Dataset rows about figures
---*---
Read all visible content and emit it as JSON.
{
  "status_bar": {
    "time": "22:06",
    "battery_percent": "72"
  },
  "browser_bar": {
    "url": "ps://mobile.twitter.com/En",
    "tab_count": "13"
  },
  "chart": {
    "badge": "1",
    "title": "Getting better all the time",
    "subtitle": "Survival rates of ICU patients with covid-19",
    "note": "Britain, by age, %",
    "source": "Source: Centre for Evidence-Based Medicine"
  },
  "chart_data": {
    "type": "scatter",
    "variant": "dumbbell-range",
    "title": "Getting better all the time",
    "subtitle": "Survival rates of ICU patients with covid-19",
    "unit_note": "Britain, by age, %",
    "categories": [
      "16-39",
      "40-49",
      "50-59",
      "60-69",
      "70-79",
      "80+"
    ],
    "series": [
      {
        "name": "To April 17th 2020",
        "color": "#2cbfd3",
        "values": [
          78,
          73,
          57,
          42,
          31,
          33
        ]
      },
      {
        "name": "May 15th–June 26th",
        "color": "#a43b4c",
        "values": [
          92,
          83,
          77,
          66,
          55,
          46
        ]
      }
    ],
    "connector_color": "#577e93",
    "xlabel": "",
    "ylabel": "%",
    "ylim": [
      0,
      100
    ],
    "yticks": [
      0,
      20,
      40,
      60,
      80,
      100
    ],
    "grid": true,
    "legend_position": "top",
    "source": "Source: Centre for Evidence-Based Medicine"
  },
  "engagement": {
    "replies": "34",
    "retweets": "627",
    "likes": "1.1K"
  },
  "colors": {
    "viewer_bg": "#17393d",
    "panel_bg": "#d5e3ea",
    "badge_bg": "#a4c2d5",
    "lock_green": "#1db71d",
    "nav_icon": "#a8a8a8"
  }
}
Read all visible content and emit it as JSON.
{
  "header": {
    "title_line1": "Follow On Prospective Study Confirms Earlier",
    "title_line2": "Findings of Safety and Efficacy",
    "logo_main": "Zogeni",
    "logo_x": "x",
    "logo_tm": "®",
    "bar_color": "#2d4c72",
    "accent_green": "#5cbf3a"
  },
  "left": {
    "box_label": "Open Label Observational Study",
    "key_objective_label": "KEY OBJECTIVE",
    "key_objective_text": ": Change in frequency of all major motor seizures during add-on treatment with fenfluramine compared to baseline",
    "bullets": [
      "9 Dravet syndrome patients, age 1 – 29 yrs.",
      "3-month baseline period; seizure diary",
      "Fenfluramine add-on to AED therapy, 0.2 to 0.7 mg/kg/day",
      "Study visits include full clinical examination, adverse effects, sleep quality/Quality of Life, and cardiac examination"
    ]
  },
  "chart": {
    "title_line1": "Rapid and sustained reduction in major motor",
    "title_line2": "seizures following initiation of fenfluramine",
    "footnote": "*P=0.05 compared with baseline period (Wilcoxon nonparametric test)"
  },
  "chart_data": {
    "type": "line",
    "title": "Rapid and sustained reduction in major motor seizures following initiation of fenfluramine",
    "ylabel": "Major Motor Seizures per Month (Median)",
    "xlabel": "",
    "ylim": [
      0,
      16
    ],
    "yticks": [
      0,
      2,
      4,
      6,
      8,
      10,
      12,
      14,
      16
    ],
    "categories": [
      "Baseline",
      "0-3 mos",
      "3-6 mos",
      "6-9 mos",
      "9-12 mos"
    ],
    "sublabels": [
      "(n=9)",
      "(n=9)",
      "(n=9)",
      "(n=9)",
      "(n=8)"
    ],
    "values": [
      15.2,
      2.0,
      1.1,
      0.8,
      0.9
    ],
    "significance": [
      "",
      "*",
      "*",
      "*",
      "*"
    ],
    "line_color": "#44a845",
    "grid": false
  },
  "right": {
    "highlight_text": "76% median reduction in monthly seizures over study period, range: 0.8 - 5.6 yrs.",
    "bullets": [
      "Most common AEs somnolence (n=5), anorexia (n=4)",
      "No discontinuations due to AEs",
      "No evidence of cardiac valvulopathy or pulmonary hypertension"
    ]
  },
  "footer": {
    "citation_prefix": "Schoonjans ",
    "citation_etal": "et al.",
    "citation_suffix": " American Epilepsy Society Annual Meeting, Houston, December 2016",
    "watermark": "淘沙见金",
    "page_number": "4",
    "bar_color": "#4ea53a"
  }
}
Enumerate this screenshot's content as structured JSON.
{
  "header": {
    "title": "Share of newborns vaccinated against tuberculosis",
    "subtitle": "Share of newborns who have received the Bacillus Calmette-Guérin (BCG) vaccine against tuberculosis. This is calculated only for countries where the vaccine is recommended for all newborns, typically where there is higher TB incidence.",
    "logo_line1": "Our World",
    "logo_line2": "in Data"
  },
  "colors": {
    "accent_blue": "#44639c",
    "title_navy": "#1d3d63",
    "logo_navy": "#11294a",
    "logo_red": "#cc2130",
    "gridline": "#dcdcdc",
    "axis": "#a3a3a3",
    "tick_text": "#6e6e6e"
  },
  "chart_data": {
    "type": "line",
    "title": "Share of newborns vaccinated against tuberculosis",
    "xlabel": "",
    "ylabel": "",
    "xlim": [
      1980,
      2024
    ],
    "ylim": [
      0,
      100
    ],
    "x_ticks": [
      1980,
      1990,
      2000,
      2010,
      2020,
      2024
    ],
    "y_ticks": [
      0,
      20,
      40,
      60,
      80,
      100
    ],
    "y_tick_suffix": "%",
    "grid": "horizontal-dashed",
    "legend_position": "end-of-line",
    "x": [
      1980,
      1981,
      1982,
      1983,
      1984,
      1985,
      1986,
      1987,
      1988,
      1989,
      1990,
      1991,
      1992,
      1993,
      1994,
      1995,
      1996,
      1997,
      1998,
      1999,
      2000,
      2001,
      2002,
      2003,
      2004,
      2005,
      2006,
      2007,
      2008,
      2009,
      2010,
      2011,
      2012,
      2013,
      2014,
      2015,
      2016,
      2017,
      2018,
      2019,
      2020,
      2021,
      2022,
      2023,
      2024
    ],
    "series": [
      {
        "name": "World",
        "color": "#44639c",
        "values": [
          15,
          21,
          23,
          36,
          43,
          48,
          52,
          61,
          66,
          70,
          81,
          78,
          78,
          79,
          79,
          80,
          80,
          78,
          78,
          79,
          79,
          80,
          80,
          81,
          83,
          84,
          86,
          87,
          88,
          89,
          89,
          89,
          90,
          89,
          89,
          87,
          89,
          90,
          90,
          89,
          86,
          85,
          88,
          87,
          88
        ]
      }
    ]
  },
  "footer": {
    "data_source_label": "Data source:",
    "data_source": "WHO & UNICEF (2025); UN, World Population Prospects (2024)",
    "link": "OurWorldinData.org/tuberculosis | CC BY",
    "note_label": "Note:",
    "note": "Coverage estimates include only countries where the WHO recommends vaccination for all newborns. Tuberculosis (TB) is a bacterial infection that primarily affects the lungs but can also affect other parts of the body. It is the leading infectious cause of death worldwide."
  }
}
---*---
EXERCISE GOAL =>
Copy the data exactly. Leave nothing out.

YOUR SOLUTION =>
Read all visible content and emit it as JSON.
{
  "status_bar": {
    "time": "22:06",
    "battery_percent": "72"
  },
  "browser_bar": {
    "url": "ps://mobile.twitter.com/En",
    "tab_count": "13"
  },
  "chart": {
    "badge": "1",
    "title": "Getting better all the time",
    "subtitle": "Survival rates of ICU patients with covid-19",
    "note": "Britain, by age, %",
    "source": "Source: Centre for Evidence-Based Medicine"
  },
  "chart_data": {
    "type": "scatter",
    "variant": "dumbbell-range",
    "title": "Getting better all the time",
    "subtitle": "Survival rates of ICU patients with covid-19",
    "unit_note": "Britain, by age, %",
    "categories": [
      "16-39",
      "40-49",
      "50-59",
      "60-69",
      "70-79",
      "80+"
    ],
    "series": [
      {
        "name": "To April 17th 2020",
        "color": "#2cbfd3",
        "values": [
          78,
          73,
          57,
          42,
          31,
          33
        ]
      },
      {
        "name": "May 15th–June 26th",
        "color": "#a43b4c",
        "values": [
          92,
          83,
          77,
          66,
          55,
          46
        ]
      }
    ],
    "connector_color": "#577e93",
    "xlabel": "",
    "ylabel": "%",
    "ylim": [
      0,
      100
    ],
    "yticks": [
      0,
      20,
      40,
      60,
      80,
      100
    ],
    "grid": true,
    "legend_position": "top",
    "source": "Source: Centre for Evidence-Based Medicine"
  },
  "engagement": {
    "replies": "34",
    "retweets": "627",
    "likes": "1.1K"
  },
  "colors": {
    "viewer_bg": "#17393d",
    "panel_bg": "#d5e3ea",
    "badge_bg": "#a4c2d5",
    "lock_green": "#1db71d",
    "nav_icon": "#a8a8a8"
  }
}
Read all visible content and emit it as JSON.
{
  "header": {
    "title_line1": "Follow On Prospective Study Confirms Earlier",
    "title_line2": "Findings of Safety and Efficacy",
    "logo_main": "Zogeni",
    "logo_x": "x",
    "logo_tm": "®",
    "bar_color": "#2d4c72",
    "accent_green": "#5cbf3a"
  },
  "left": {
    "box_label": "Open Label Observational Study",
    "key_objective_label": "KEY OBJECTIVE",
    "key_objective_text": ": Change in frequency of all major motor seizures during add-on treatment with fenfluramine compared to baseline",
    "bullets": [
      "9 Dravet syndrome patients, age 1 – 29 yrs.",
      "3-month baseline period; seizure diary",
      "Fenfluramine add-on to AED therapy, 0.2 to 0.7 mg/kg/day",
      "Study visits include full clinical examination, adverse effects, sleep quality/Quality of Life, and cardiac examination"
    ]
  },
  "chart": {
    "title_line1": "Rapid and sustained reduction in major motor",
    "title_line2": "seizures following initiation of fenfluramine",
    "footnote": "*P=0.05 compared with baseline period (Wilcoxon nonparametric test)"
  },
  "chart_data": {
    "type": "line",
    "title": "Rapid and sustained reduction in major motor seizures following initiation of fenfluramine",
    "ylabel": "Major Motor Seizures per Month (Median)",
    "xlabel": "",
    "ylim": [
      0,
      16
    ],
    "yticks": [
      0,
      2,
      4,
      6,
      8,
      10,
      12,
      14,
      16
    ],
    "categories": [
      "Baseline",
      "0-3 mos",
      "3-6 mos",
      "6-9 mos",
      "9-12 mos"
    ],
    "sublabels": [
      "(n=9)",
      "(n=9)",
      "(n=9)",
      "(n=9)",
      "(n=8)"
    ],
    "values": [
      15.2,
      2.0,
      1.1,
      0.8,
      0.9
    ],
    "significance": [
      "",
      "*",
      "*",
      "*",
      "*"
    ],
    "line_color": "#44a845",
    "grid": false
  },
  "right": {
    "highlight_text": "76% median reduction in monthly seizures over study period, range: 0.8 - 5.6 yrs.",
    "bullets": [
      "Most common AEs somnolence (n=5), anorexia (n=4)",
      "No discontinuations due to AEs",
      "No evidence of cardiac valvulopathy or pulmonary hypertension"
    ]
  },
  "footer": {
    "citation_prefix": "Schoonjans ",
    "citation_etal": "et al.",
    "citation_suffix": " American Epilepsy Society Annual Meeting, Houston, December 2016",
    "watermark": "淘沙见金",
    "page_number": "4",
    "bar_color": "#4ea53a"
  }
}
Enumerate this screenshot's content as structured JSON.
{
  "header": {
    "title": "Share of newborns vaccinated against tuberculosis",
    "subtitle": "Share of newborns who have received the Bacillus Calmette-Guérin (BCG) vaccine against tuberculosis. This is calculated only for countries where the vaccine is recommended for all newborns, typically where there is higher TB incidence.",
    "logo_line1": "Our World",
    "logo_line2": "in Data"
  },
  "colors": {
    "accent_blue": "#44639c",
    "title_navy": "#1d3d63",
    "logo_navy": "#11294a",
    "logo_red": "#cc2130",
    "gridline": "#dcdcdc",
    "axis": "#a3a3a3",
    "tick_text": "#6e6e6e"
  },
  "chart_data": {
    "type": "line",
    "title": "Share of newborns vaccinated against tuberculosis",
    "xlabel": "",
    "ylabel": "",
    "xlim": [
      1980,
      2024
    ],
    "ylim": [
      0,
      100
    ],
    "x_ticks": [
      1980,
      1990,
      2000,
      2010,
      2020,
      2024
    ],
    "y_ticks": [
      0,
      20,
      40,
      60,
      80,
      100
    ],
    "y_tick_suffix": "%",
    "grid": "horizontal-dashed",
    "legend_position": "end-of-line",
    "x": [
      1980,
      1981,
      1982,
      1983,
      1984,
      1985,
      1986,
      1987,
      1988,
      1989,
      1990,
      1991,
      1992,
      1993,
      1994,
      1995,
      1996,
      1997,
      1998,
      1999,
      2000,
      2001,
      2002,
      2003,
      2004,
      2005,
      2006,
      2007,
      2008,
      2009,
      2010,
      2011,
      2012,
      2013,
      2014,
      2015,
      2016,
      2017,
      2018,
      2019,
      2020,
      2021,
      2022,
      2023,
      2024
    ],
    "series": [
      {
        "name": "World",
        "color": "#44639c",
        "values": [
          15,
          21,
          23,
          36,
          43,
          48,
          52,
          61,
          66,
          70,
          81,
          78,
          78,
          79,
          79,
          80,
          80,
          78,
          78,
          79,
          79,
          80,
          80,
          81,
          83,
          84,
          86,
          87,
          88,
          89,
          89,
          89,
          90,
          89,
          89,
          87,
          89,
          90,
          90,
          89,
          86,
          85,
          88,
          87,
          88
        ]
      }
    ]
  },
  "footer": {
    "data_source_label": "Data source:",
    "data_source": "WHO & UNICEF (2025); UN, World Population Prospects (2024)",
    "link": "OurWorldinData.org/tuberculosis | CC BY",
    "note_label": "Note:",
    "note": "Coverage estimates include only countries where the WHO recommends vaccination for all newborns. Tuberculosis (TB) is a bacterial infection that primarily affects the lungs but can also affect other parts of the body. It is the leading infectious cause of death worldwide."
  }
}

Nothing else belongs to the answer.